**DIRECTIONS FOR THIS TASK**
Retype all of the entries word for word.

╭─ ENTRIES SHOWN

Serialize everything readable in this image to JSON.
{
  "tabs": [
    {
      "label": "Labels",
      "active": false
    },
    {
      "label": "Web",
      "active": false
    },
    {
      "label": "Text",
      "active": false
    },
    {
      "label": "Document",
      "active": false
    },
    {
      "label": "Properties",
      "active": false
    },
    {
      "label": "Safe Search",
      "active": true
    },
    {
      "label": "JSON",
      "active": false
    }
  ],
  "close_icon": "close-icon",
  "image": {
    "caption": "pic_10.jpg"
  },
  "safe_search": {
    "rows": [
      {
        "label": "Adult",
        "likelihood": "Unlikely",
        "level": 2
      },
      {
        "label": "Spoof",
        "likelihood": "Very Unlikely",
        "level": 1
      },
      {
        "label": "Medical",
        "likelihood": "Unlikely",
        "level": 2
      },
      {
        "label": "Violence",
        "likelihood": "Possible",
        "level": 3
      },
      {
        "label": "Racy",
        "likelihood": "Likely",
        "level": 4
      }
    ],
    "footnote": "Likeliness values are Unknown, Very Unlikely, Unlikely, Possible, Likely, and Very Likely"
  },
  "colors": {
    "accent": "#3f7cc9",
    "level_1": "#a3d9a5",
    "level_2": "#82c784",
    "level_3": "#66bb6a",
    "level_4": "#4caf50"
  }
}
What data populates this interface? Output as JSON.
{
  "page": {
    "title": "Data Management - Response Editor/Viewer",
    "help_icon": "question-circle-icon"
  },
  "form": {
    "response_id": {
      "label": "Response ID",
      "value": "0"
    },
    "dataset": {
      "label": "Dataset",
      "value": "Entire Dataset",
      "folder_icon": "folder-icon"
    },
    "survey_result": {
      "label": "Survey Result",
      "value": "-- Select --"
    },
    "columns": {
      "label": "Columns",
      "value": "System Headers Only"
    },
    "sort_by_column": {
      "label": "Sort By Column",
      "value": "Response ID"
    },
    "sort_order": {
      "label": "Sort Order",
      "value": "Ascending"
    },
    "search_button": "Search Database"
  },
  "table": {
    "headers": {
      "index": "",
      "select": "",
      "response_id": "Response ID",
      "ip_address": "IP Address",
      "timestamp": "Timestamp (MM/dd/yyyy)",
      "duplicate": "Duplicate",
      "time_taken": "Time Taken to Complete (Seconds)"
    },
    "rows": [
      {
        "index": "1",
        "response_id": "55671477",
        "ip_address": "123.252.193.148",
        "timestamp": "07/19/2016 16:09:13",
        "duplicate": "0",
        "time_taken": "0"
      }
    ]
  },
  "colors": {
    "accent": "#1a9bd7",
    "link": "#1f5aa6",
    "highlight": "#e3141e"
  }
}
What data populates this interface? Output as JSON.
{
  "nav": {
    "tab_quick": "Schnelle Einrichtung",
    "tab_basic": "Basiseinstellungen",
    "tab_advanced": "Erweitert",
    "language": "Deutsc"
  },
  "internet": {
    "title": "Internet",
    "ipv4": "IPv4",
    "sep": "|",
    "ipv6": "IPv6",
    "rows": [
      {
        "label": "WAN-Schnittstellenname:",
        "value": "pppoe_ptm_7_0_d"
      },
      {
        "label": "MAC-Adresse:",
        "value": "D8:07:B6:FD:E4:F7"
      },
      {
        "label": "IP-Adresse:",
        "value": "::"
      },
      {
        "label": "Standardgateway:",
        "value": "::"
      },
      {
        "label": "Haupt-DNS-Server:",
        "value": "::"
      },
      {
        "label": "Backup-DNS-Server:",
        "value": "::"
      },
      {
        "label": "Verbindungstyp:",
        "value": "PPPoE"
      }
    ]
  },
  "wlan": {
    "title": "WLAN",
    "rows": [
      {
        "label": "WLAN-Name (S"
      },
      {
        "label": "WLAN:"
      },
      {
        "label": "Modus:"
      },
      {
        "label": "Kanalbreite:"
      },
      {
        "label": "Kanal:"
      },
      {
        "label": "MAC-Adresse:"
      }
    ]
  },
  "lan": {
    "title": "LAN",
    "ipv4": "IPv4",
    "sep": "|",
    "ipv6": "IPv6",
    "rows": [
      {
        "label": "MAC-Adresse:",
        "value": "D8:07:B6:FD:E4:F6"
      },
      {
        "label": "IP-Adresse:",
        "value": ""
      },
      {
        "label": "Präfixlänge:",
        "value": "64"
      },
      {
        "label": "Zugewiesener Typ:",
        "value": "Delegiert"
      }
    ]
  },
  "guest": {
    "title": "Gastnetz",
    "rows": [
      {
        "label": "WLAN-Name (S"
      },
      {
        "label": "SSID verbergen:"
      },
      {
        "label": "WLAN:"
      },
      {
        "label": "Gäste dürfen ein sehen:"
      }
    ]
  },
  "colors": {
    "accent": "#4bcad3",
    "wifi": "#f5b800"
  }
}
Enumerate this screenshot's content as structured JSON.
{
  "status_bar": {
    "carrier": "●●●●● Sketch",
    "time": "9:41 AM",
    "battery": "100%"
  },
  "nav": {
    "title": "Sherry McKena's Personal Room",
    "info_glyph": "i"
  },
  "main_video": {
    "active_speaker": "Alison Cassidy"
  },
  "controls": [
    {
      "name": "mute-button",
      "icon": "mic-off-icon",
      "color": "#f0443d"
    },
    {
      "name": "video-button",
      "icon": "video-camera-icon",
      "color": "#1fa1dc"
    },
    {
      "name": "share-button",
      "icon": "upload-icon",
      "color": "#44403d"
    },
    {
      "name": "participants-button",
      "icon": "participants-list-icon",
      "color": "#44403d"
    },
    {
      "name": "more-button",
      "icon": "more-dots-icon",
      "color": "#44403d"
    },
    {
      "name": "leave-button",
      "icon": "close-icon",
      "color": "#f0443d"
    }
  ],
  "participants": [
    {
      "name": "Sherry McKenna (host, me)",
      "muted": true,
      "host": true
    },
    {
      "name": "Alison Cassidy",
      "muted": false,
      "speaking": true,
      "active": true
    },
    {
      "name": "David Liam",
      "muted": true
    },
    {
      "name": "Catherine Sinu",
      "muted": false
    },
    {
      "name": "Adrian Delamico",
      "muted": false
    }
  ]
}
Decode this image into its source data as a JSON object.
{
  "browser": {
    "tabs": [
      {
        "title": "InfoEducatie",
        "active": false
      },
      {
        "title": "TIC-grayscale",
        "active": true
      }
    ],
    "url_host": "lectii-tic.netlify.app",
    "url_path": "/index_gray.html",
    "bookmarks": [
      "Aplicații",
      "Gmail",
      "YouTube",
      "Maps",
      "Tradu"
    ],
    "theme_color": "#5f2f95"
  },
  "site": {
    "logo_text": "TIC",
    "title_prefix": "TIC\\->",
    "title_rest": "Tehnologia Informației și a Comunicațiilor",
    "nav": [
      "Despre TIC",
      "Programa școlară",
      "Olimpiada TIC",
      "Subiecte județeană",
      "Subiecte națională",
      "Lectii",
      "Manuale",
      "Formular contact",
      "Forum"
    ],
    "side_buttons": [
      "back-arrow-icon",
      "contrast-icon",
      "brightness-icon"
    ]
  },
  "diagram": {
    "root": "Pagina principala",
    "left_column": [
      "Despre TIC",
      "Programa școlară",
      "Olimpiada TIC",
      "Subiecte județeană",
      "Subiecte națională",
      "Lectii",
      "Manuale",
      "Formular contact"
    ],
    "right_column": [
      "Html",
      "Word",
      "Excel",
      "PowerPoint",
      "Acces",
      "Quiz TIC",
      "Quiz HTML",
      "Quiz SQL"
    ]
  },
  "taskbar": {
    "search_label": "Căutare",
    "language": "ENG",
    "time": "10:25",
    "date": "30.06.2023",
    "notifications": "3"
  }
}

╰─

**SOLUTION FOR THIS PROBLEM**
Serialize everything readable in this image to JSON.
{
  "tabs": [
    {
      "label": "Labels",
      "active": false
    },
    {
      "label": "Web",
      "active": false
    },
    {
      "label": "Text",
      "active": false
    },
    {
      "label": "Document",
      "active": false
    },
    {
      "label": "Properties",
      "active": false
    },
    {
      "label": "Safe Search",
      "active": true
    },
    {
      "label": "JSON",
      "active": false
    }
  ],
  "close_icon": "close-icon",
  "image": {
    "caption": "pic_10.jpg"
  },
  "safe_search": {
    "rows": [
      {
        "label": "Adult",
        "likelihood": "Unlikely",
        "level": 2
      },
      {
        "label": "Spoof",
        "likelihood": "Very Unlikely",
        "level": 1
      },
      {
        "label": "Medical",
        "likelihood": "Unlikely",
        "level": 2
      },
      {
        "label": "Violence",
        "likelihood": "Possible",
        "level": 3
      },
      {
        "label": "Racy",
        "likelihood": "Likely",
        "level": 4
      }
    ],
    "footnote": "Likeliness values are Unknown, Very Unlikely, Unlikely, Possible, Likely, and Very Likely"
  },
  "colors": {
    "accent": "#3f7cc9",
    "level_1": "#a3d9a5",
    "level_2": "#82c784",
    "level_3": "#66bb6a",
    "level_4": "#4caf50"
  }
}
What data populates this interface? Output as JSON.
{
  "page": {
    "title": "Data Management - Response Editor/Viewer",
    "help_icon": "question-circle-icon"
  },
  "form": {
    "response_id": {
      "label": "Response ID",
      "value": "0"
    },
    "dataset": {
      "label": "Dataset",
      "value": "Entire Dataset",
      "folder_icon": "folder-icon"
    },
    "survey_result": {
      "label": "Survey Result",
      "value": "-- Select --"
    },
    "columns": {
      "label": "Columns",
      "value": "System Headers Only"
    },
    "sort_by_column": {
      "label": "Sort By Column",
      "value": "Response ID"
    },
    "sort_order": {
      "label": "Sort Order",
      "value": "Ascending"
    },
    "search_button": "Search Database"
  },
  "table": {
    "headers": {
      "index": "",
      "select": "",
      "response_id": "Response ID",
      "ip_address": "IP Address",
      "timestamp": "Timestamp (MM/dd/yyyy)",
      "duplicate": "Duplicate",
      "time_taken": "Time Taken to Complete (Seconds)"
    },
    "rows": [
      {
        "index": "1",
        "response_id": "55671477",
        "ip_address": "123.252.193.148",
        "timestamp": "07/19/2016 16:09:13",
        "duplicate": "0",
        "time_taken": "0"
      }
    ]
  },
  "colors": {
    "accent": "#1a9bd7",
    "link": "#1f5aa6",
    "highlight": "#e3141e"
  }
}
What data populates this interface? Output as JSON.
{
  "nav": {
    "tab_quick": "Schnelle Einrichtung",
    "tab_basic": "Basiseinstellungen",
    "tab_advanced": "Erweitert",
    "language": "Deutsc"
  },
  "internet": {
    "title": "Internet",
    "ipv4": "IPv4",
    "sep": "|",
    "ipv6": "IPv6",
    "rows": [
      {
        "label": "WAN-Schnittstellenname:",
        "value": "pppoe_ptm_7_0_d"
      },
      {
        "label": "MAC-Adresse:",
        "value": "D8:07:B6:FD:E4:F7"
      },
      {
        "label": "IP-Adresse:",
        "value": "::"
      },
      {
        "label": "Standardgateway:",
        "value": "::"
      },
      {
        "label": "Haupt-DNS-Server:",
        "value": "::"
      },
      {
        "label": "Backup-DNS-Server:",
        "value": "::"
      },
      {
        "label": "Verbindungstyp:",
        "value": "PPPoE"
      }
    ]
  },
  "wlan": {
    "title": "WLAN",
    "rows": [
      {
        "label": "WLAN-Name (S"
      },
      {
        "label": "WLAN:"
      },
      {
        "label": "Modus:"
      },
      {
        "label": "Kanalbreite:"
      },
      {
        "label": "Kanal:"
      },
      {
        "label": "MAC-Adresse:"
      }
    ]
  },
  "lan": {
    "title": "LAN",
    "ipv4": "IPv4",
    "sep": "|",
    "ipv6": "IPv6",
    "rows": [
      {
        "label": "MAC-Adresse:",
        "value": "D8:07:B6:FD:E4:F6"
      },
      {
        "label": "IP-Adresse:",
        "value": ""
      },
      {
        "label": "Präfixlänge:",
        "value": "64"
      },
      {
        "label": "Zugewiesener Typ:",
        "value": "Delegiert"
      }
    ]
  },
  "guest": {
    "title": "Gastnetz",
    "rows": [
      {
        "label": "WLAN-Name (S"
      },
      {
        "label": "SSID verbergen:"
      },
      {
        "label": "WLAN:"
      },
      {
        "label": "Gäste dürfen ein sehen:"
      }
    ]
  },
  "colors": {
    "accent": "#4bcad3",
    "wifi": "#f5b800"
  }
}
Enumerate this screenshot's content as structured JSON.
{
  "status_bar": {
    "carrier": "●●●●● Sketch",
    "time": "9:41 AM",
    "battery": "100%"
  },
  "nav": {
    "title": "Sherry McKena's Personal Room",
    "info_glyph": "i"
  },
  "main_video": {
    "active_speaker": "Alison Cassidy"
  },
  "controls": [
    {
      "name": "mute-button",
      "icon": "mic-off-icon",
      "color": "#f0443d"
    },
    {
      "name": "video-button",
      "icon": "video-camera-icon",
      "color": "#1fa1dc"
    },
    {
      "name": "share-button",
      "icon": "upload-icon",
      "color": "#44403d"
    },
    {
      "name": "participants-button",
      "icon": "participants-list-icon",
      "color": "#44403d"
    },
    {
      "name": "more-button",
      "icon": "more-dots-icon",
      "color": "#44403d"
    },
    {
      "name": "leave-button",
      "icon": "close-icon",
      "color": "#f0443d"
    }
  ],
  "participants": [
    {
      "name": "Sherry McKenna (host, me)",
      "muted": true,
      "host": true
    },
    {
      "name": "Alison Cassidy",
      "muted": false,
      "speaking": true,
      "active": true
    },
    {
      "name": "David Liam",
      "muted": true
    },
    {
      "name": "Catherine Sinu",
      "muted": false
    },
    {
      "name": "Adrian Delamico",
      "muted": false
    }
  ]
}
Decode this image into its source data as a JSON object.
{
  "browser": {
    "tabs": [
      {
        "title": "InfoEducatie",
        "active": false
      },
      {
        "title": "TIC-grayscale",
        "active": true
      }
    ],
    "url_host": "lectii-tic.netlify.app",
    "url_path": "/index_gray.html",
    "bookmarks": [
      "Aplicații",
      "Gmail",
      "YouTube",
      "Maps",
      "Tradu"
    ],
    "theme_color": "#5f2f95"
  },
  "site": {
    "logo_text": "TIC",
    "title_prefix": "TIC\\->",
    "title_rest": "Tehnologia Informației și a Comunicațiilor",
    "nav": [
      "Despre TIC",
      "Programa școlară",
      "Olimpiada TIC",
      "Subiecte județeană",
      "Subiecte națională",
      "Lectii",
      "Manuale",
      "Formular contact",
      "Forum"
    ],
    "side_buttons": [
      "back-arrow-icon",
      "contrast-icon",
      "brightness-icon"
    ]
  },
  "diagram": {
    "root": "Pagina principala",
    "left_column": [
      "Despre TIC",
      "Programa școlară",
      "Olimpiada TIC",
      "Subiecte județeană",
      "Subiecte națională",
      "Lectii",
      "Manuale",
      "Formular contact"
    ],
    "right_column": [
      "Html",
      "Word",
      "Excel",
      "PowerPoint",
      "Acces",
      "Quiz TIC",
      "Quiz HTML",
      "Quiz SQL"
    ]
  },
  "taskbar": {
    "search_label": "Căutare",
    "language": "ENG",
    "time": "10:25",
    "date": "30.06.2023",
    "notifications": "3"
  }
}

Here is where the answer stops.